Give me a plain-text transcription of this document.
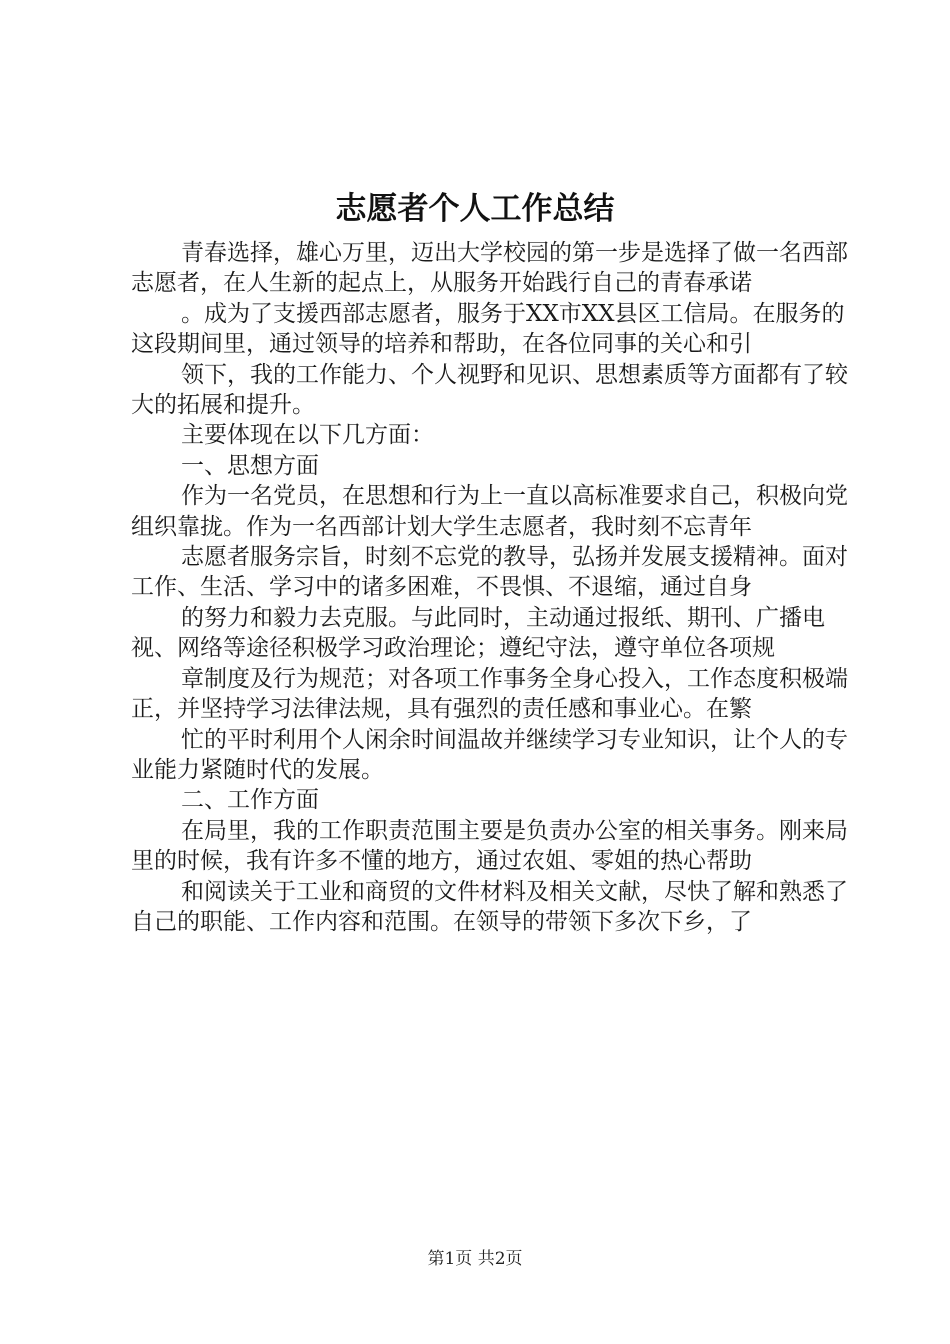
志愿者个人工作总结

青春选择，雄心万里，迈出大学校园的第一步是选择了做一名西部志愿者，在人生新的起点上，从服务开始践行自己的青春承诺

。成为了支援西部志愿者，服务于XX市XX县区工信局。在服务的这段期间里，通过领导的培养和帮助，在各位同事的关心和引

领下，我的工作能力、个人视野和见识、思想素质等方面都有了较大的拓展和提升。

主要体现在以下几方面：

一、思想方面

作为一名党员，在思想和行为上一直以高标准要求自己，积极向党组织靠拢。作为一名西部计划大学生志愿者，我时刻不忘青年

志愿者服务宗旨，时刻不忘党的教导，弘扬并发展支援精神。面对工作、生活、学习中的诸多困难，不畏惧、不退缩，通过自身

的努力和毅力去克服。与此同时，主动通过报纸、期刊、广播电视、网络等途径积极学习政治理论；遵纪守法，遵守单位各项规

章制度及行为规范；对各项工作事务全身心投入，工作态度积极端正，并坚持学习法律法规，具有强烈的责任感和事业心。在繁

忙的平时利用个人闲余时间温故并继续学习专业知识，让个人的专业能力紧随时代的发展。

二、工作方面

在局里，我的工作职责范围主要是负责办公室的相关事务。刚来局里的时候，我有许多不懂的地方，通过农姐、零姐的热心帮助

和阅读关于工业和商贸的文件材料及相关文献，尽快了解和熟悉了自己的职能、工作内容和范围。在领导的带领下多次下乡，了

第1页 共2页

**THE REQUEST**
All the records above need to be given again word for word. Skip the pictures.

**EXPECTED ANSWER**
Give me a plain-text transcription of this document.
志愿者个人工作总结

青春选择，雄心万里，迈出大学校园的第一步是选择了做一名西部志愿者，在人生新的起点上，从服务开始践行自己的青春承诺

。成为了支援西部志愿者，服务于XX市XX县区工信局。在服务的这段期间里，通过领导的培养和帮助，在各位同事的关心和引

领下，我的工作能力、个人视野和见识、思想素质等方面都有了较大的拓展和提升。

主要体现在以下几方面：

一、思想方面

作为一名党员，在思想和行为上一直以高标准要求自己，积极向党组织靠拢。作为一名西部计划大学生志愿者，我时刻不忘青年

志愿者服务宗旨，时刻不忘党的教导，弘扬并发展支援精神。面对工作、生活、学习中的诸多困难，不畏惧、不退缩，通过自身

的努力和毅力去克服。与此同时，主动通过报纸、期刊、广播电视、网络等途径积极学习政治理论；遵纪守法，遵守单位各项规

章制度及行为规范；对各项工作事务全身心投入，工作态度积极端正，并坚持学习法律法规，具有强烈的责任感和事业心。在繁

忙的平时利用个人闲余时间温故并继续学习专业知识，让个人的专业能力紧随时代的发展。

二、工作方面

在局里，我的工作职责范围主要是负责办公室的相关事务。刚来局里的时候，我有许多不懂的地方，通过农姐、零姐的热心帮助

和阅读关于工业和商贸的文件材料及相关文献，尽快了解和熟悉了自己的职能、工作内容和范围。在领导的带领下多次下乡，了

第1页 共2页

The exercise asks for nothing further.